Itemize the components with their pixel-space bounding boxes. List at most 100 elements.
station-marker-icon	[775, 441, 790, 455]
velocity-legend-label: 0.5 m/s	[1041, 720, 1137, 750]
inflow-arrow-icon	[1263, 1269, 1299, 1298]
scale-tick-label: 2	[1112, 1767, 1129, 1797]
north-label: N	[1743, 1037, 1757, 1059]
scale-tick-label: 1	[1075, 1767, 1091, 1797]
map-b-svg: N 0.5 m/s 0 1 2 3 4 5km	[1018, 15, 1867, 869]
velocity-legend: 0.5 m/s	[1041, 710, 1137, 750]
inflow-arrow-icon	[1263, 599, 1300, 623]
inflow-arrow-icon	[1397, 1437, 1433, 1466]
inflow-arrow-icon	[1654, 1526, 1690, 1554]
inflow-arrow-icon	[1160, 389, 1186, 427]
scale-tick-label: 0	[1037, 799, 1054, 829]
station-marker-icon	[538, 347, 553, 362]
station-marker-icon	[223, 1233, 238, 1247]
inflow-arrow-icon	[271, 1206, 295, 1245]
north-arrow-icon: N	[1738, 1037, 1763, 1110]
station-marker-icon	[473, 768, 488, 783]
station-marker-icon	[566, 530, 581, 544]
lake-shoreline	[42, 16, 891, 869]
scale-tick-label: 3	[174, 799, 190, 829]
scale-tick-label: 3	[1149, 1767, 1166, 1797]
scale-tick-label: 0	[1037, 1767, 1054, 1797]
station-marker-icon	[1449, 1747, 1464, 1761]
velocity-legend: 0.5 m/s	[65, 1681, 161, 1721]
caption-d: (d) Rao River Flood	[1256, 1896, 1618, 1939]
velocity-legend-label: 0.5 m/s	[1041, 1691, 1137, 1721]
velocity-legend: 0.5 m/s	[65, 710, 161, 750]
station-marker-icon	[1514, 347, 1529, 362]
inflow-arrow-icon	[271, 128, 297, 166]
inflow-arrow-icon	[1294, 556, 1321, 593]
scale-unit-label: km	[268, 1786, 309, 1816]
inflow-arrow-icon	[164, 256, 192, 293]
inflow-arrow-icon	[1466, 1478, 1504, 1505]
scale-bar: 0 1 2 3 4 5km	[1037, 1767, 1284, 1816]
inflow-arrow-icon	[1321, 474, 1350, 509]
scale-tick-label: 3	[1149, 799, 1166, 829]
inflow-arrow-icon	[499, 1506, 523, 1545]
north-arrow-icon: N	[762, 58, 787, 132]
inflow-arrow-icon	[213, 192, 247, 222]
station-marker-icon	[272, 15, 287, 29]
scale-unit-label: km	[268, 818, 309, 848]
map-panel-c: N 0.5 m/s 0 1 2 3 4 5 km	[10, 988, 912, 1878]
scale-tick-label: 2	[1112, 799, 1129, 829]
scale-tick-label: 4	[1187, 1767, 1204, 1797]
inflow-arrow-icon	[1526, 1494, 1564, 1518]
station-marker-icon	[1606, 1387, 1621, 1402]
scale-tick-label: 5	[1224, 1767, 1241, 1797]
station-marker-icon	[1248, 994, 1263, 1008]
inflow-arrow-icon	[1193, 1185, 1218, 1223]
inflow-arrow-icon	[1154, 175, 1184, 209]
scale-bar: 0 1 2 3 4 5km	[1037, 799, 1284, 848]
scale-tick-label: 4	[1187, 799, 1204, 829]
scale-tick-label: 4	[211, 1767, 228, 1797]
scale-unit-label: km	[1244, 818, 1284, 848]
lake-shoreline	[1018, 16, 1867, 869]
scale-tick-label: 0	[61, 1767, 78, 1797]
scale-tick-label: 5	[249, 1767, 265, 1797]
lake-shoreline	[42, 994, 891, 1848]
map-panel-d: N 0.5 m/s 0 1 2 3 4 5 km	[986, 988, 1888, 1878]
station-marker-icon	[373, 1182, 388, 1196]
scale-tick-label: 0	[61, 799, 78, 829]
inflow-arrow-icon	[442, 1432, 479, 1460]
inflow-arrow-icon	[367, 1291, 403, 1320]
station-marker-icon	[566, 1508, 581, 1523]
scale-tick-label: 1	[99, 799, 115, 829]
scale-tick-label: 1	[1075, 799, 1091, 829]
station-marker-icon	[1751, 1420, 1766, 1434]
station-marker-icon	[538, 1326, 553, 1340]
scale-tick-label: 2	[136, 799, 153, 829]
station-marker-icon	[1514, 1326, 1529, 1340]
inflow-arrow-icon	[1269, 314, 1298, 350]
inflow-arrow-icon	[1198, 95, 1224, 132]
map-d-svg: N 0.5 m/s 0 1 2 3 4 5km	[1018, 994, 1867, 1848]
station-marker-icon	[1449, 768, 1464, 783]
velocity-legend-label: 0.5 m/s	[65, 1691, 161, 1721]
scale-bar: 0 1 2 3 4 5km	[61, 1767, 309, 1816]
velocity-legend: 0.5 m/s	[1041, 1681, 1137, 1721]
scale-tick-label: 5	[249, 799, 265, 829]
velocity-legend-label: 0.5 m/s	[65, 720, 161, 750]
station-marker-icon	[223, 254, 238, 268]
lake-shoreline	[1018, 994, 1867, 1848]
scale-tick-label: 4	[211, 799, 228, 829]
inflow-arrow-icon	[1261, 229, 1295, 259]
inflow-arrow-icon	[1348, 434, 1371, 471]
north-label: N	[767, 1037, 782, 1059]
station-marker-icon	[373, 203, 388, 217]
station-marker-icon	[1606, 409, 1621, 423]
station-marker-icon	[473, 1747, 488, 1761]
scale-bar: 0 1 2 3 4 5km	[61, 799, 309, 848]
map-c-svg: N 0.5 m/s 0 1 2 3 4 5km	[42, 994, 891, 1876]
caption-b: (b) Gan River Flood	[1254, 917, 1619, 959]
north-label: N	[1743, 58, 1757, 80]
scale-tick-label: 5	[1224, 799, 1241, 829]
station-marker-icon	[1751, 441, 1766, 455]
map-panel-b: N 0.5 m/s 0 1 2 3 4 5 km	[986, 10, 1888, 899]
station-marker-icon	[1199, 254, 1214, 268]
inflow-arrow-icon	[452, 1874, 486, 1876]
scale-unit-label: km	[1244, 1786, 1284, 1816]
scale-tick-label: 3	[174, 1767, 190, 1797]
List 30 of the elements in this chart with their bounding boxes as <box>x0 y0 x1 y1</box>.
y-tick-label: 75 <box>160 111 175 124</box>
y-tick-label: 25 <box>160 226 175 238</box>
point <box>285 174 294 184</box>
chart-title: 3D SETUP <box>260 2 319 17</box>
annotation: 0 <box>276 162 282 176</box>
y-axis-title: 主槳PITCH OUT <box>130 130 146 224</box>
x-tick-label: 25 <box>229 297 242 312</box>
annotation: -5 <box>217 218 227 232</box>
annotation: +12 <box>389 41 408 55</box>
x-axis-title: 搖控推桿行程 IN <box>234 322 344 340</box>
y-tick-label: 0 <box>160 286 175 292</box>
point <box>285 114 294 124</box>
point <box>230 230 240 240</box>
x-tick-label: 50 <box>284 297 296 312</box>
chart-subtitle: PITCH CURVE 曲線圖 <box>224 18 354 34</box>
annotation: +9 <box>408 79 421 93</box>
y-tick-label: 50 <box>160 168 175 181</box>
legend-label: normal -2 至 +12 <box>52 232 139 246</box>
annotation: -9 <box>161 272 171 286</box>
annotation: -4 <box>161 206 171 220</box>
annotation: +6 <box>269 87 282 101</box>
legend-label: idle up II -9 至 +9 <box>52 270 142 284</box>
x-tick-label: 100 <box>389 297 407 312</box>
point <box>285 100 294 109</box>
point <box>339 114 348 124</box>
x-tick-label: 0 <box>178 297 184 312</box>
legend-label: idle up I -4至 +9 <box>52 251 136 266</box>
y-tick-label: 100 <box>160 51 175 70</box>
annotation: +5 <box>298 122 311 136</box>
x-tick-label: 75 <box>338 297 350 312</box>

________

▶ _WHAT IS REQUIRED_: Reproduce every row above, substituting "inflow-vector-icon" for each occurrence of "inflow-arrow-icon" and leaving everything else unchanged.

▶ _PROBLEM SOLUTION_:
Itemize the components with their pixel-space bounding boxes. List at most 100 elements.
station-marker-icon	[775, 441, 790, 455]
velocity-legend-label: 0.5 m/s	[1041, 720, 1137, 750]
inflow-vector-icon	[1263, 1269, 1299, 1298]
scale-tick-label: 2	[1112, 1767, 1129, 1797]
north-label: N	[1743, 1037, 1757, 1059]
scale-tick-label: 1	[1075, 1767, 1091, 1797]
map-b-svg: N 0.5 m/s 0 1 2 3 4 5km	[1018, 15, 1867, 869]
velocity-legend: 0.5 m/s	[1041, 710, 1137, 750]
inflow-vector-icon	[1263, 599, 1300, 623]
inflow-vector-icon	[1397, 1437, 1433, 1466]
inflow-vector-icon	[1654, 1526, 1690, 1554]
inflow-vector-icon	[1160, 389, 1186, 427]
scale-tick-label: 0	[1037, 799, 1054, 829]
station-marker-icon	[538, 347, 553, 362]
station-marker-icon	[223, 1233, 238, 1247]
inflow-vector-icon	[271, 1206, 295, 1245]
north-arrow-icon: N	[1738, 1037, 1763, 1110]
station-marker-icon	[473, 768, 488, 783]
station-marker-icon	[566, 530, 581, 544]
lake-shoreline	[42, 16, 891, 869]
scale-tick-label: 3	[174, 799, 190, 829]
scale-tick-label: 3	[1149, 1767, 1166, 1797]
scale-tick-label: 0	[1037, 1767, 1054, 1797]
station-marker-icon	[1449, 1747, 1464, 1761]
velocity-legend: 0.5 m/s	[65, 1681, 161, 1721]
caption-d: (d) Rao River Flood	[1256, 1896, 1618, 1939]
velocity-legend-label: 0.5 m/s	[1041, 1691, 1137, 1721]
velocity-legend: 0.5 m/s	[65, 710, 161, 750]
station-marker-icon	[1514, 347, 1529, 362]
inflow-vector-icon	[271, 128, 297, 166]
inflow-vector-icon	[1294, 556, 1321, 593]
scale-unit-label: km	[268, 1786, 309, 1816]
inflow-vector-icon	[164, 256, 192, 293]
inflow-vector-icon	[1466, 1478, 1504, 1505]
scale-bar: 0 1 2 3 4 5km	[1037, 1767, 1284, 1816]
inflow-vector-icon	[1321, 474, 1350, 509]
scale-tick-label: 3	[1149, 799, 1166, 829]
inflow-vector-icon	[499, 1506, 523, 1545]
north-arrow-icon: N	[762, 58, 787, 132]
inflow-vector-icon	[213, 192, 247, 222]
station-marker-icon	[272, 15, 287, 29]
scale-unit-label: km	[268, 818, 309, 848]
map-panel-c: N 0.5 m/s 0 1 2 3 4 5 km	[10, 988, 912, 1878]
scale-tick-label: 2	[1112, 799, 1129, 829]
scale-tick-label: 4	[1187, 1767, 1204, 1797]
inflow-vector-icon	[1526, 1494, 1564, 1518]
station-marker-icon	[1606, 1387, 1621, 1402]
scale-tick-label: 5	[1224, 1767, 1241, 1797]
station-marker-icon	[1248, 994, 1263, 1008]
inflow-vector-icon	[1193, 1185, 1218, 1223]
inflow-vector-icon	[1154, 175, 1184, 209]
scale-bar: 0 1 2 3 4 5km	[1037, 799, 1284, 848]
scale-tick-label: 4	[1187, 799, 1204, 829]
scale-tick-label: 4	[211, 1767, 228, 1797]
scale-unit-label: km	[1244, 818, 1284, 848]
lake-shoreline	[1018, 16, 1867, 869]
scale-tick-label: 0	[61, 1767, 78, 1797]
scale-tick-label: 5	[249, 1767, 265, 1797]
lake-shoreline	[42, 994, 891, 1848]
map-panel-d: N 0.5 m/s 0 1 2 3 4 5 km	[986, 988, 1888, 1878]
station-marker-icon	[373, 1182, 388, 1196]
scale-tick-label: 0	[61, 799, 78, 829]
inflow-vector-icon	[442, 1432, 479, 1460]
inflow-vector-icon	[367, 1291, 403, 1320]
station-marker-icon	[566, 1508, 581, 1523]
scale-tick-label: 1	[99, 799, 115, 829]
scale-tick-label: 1	[1075, 799, 1091, 829]
station-marker-icon	[1751, 1420, 1766, 1434]
station-marker-icon	[538, 1326, 553, 1340]
scale-tick-label: 2	[136, 799, 153, 829]
station-marker-icon	[1514, 1326, 1529, 1340]
inflow-vector-icon	[1269, 314, 1298, 350]
inflow-vector-icon	[1198, 95, 1224, 132]
map-d-svg: N 0.5 m/s 0 1 2 3 4 5km	[1018, 994, 1867, 1848]
station-marker-icon	[1449, 768, 1464, 783]
velocity-legend-label: 0.5 m/s	[65, 1691, 161, 1721]
scale-bar: 0 1 2 3 4 5km	[61, 1767, 309, 1816]
velocity-legend: 0.5 m/s	[1041, 1681, 1137, 1721]
scale-tick-label: 5	[249, 799, 265, 829]
velocity-legend-label: 0.5 m/s	[65, 720, 161, 750]
station-marker-icon	[223, 254, 238, 268]
lake-shoreline	[1018, 994, 1867, 1848]
scale-tick-label: 4	[211, 799, 228, 829]
inflow-vector-icon	[1261, 229, 1295, 259]
inflow-vector-icon	[1348, 434, 1371, 471]
north-label: N	[767, 1037, 782, 1059]
station-marker-icon	[373, 203, 388, 217]
station-marker-icon	[1606, 409, 1621, 423]
station-marker-icon	[473, 1747, 488, 1761]
scale-bar: 0 1 2 3 4 5km	[61, 799, 309, 848]
map-c-svg: N 0.5 m/s 0 1 2 3 4 5km	[42, 994, 891, 1876]
caption-b: (b) Gan River Flood	[1254, 917, 1619, 959]
north-label: N	[1743, 58, 1757, 80]
scale-tick-label: 5	[1224, 799, 1241, 829]
station-marker-icon	[1751, 441, 1766, 455]
map-panel-b: N 0.5 m/s 0 1 2 3 4 5 km	[986, 10, 1888, 899]
station-marker-icon	[1199, 254, 1214, 268]
inflow-vector-icon	[452, 1874, 486, 1876]
scale-unit-label: km	[1244, 1786, 1284, 1816]
scale-tick-label: 3	[174, 1767, 190, 1797]
List 30 of the elements in this chart with their bounding boxes as <box>x0 y0 x1 y1</box>.
y-tick-label: 75 <box>160 111 175 124</box>
y-tick-label: 25 <box>160 226 175 238</box>
point <box>285 174 294 184</box>
chart-title: 3D SETUP <box>260 2 319 17</box>
annotation: 0 <box>276 162 282 176</box>
y-axis-title: 主槳PITCH OUT <box>130 130 146 224</box>
x-tick-label: 25 <box>229 297 242 312</box>
annotation: -5 <box>217 218 227 232</box>
annotation: +12 <box>389 41 408 55</box>
x-axis-title: 搖控推桿行程 IN <box>234 322 344 340</box>
y-tick-label: 0 <box>160 286 175 292</box>
point <box>285 114 294 124</box>
point <box>230 230 240 240</box>
x-tick-label: 50 <box>284 297 296 312</box>
chart-subtitle: PITCH CURVE 曲線圖 <box>224 18 354 34</box>
annotation: +9 <box>408 79 421 93</box>
y-tick-label: 50 <box>160 168 175 181</box>
legend-label: normal -2 至 +12 <box>52 232 139 246</box>
annotation: -9 <box>161 272 171 286</box>
annotation: -4 <box>161 206 171 220</box>
annotation: +6 <box>269 87 282 101</box>
legend-label: idle up II -9 至 +9 <box>52 270 142 284</box>
x-tick-label: 100 <box>389 297 407 312</box>
point <box>285 100 294 109</box>
point <box>339 114 348 124</box>
x-tick-label: 0 <box>178 297 184 312</box>
legend-label: idle up I -4至 +9 <box>52 251 136 266</box>
y-tick-label: 100 <box>160 51 175 70</box>
annotation: +5 <box>298 122 311 136</box>
x-tick-label: 75 <box>338 297 350 312</box>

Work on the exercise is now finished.